-- BEGIN --

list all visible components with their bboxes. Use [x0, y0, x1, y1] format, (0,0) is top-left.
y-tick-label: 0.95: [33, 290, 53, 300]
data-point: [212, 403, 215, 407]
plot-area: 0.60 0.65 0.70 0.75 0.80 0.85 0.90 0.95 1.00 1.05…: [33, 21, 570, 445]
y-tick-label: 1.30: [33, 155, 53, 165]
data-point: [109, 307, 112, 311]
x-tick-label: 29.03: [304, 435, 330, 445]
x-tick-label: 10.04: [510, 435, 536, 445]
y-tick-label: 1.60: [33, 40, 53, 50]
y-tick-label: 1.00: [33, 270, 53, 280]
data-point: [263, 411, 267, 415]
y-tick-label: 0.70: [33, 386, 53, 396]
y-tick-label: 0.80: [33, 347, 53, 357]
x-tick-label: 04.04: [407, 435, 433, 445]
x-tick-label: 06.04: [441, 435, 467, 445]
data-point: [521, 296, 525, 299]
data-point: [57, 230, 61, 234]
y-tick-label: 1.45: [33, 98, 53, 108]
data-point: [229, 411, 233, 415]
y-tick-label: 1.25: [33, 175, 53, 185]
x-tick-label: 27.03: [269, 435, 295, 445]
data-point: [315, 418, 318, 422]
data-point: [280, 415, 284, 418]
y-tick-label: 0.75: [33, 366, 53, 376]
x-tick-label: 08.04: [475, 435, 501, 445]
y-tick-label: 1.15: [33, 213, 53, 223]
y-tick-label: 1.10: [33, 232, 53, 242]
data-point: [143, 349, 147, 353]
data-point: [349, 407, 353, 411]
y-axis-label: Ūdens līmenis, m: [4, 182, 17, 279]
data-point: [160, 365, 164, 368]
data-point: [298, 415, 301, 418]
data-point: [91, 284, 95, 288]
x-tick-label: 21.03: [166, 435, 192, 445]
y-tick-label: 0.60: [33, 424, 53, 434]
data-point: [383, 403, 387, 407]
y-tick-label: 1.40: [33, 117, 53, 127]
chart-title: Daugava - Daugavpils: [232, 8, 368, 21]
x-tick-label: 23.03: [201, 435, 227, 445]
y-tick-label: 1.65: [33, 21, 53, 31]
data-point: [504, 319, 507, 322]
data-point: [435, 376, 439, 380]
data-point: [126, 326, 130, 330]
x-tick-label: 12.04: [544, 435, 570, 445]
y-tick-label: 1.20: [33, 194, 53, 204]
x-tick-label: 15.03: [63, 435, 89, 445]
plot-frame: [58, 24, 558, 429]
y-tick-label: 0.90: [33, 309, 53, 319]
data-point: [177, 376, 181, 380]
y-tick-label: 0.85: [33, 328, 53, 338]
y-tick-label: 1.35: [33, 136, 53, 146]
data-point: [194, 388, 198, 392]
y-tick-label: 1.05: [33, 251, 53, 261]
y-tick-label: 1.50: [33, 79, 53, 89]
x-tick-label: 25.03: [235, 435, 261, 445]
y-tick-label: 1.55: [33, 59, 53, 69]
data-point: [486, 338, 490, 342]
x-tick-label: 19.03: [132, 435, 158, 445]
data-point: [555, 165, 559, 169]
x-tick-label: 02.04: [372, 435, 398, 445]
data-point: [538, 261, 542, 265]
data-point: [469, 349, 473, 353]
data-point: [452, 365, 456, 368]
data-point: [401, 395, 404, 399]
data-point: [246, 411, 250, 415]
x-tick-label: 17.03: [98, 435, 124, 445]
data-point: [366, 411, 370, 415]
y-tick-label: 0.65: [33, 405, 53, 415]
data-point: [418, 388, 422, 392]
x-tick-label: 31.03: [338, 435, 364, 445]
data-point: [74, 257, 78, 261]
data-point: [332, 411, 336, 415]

-- END --

Instructions for the task: Pick out every line of the material above that contains the string "plot", treating uppercase and lowercase as different.

Result of this task:
plot-area: 0.60 0.65 0.70 0.75 0.80 0.85 0.90 0.95 1.00 1.05…: [33, 21, 570, 445]
plot-frame: [58, 24, 558, 429]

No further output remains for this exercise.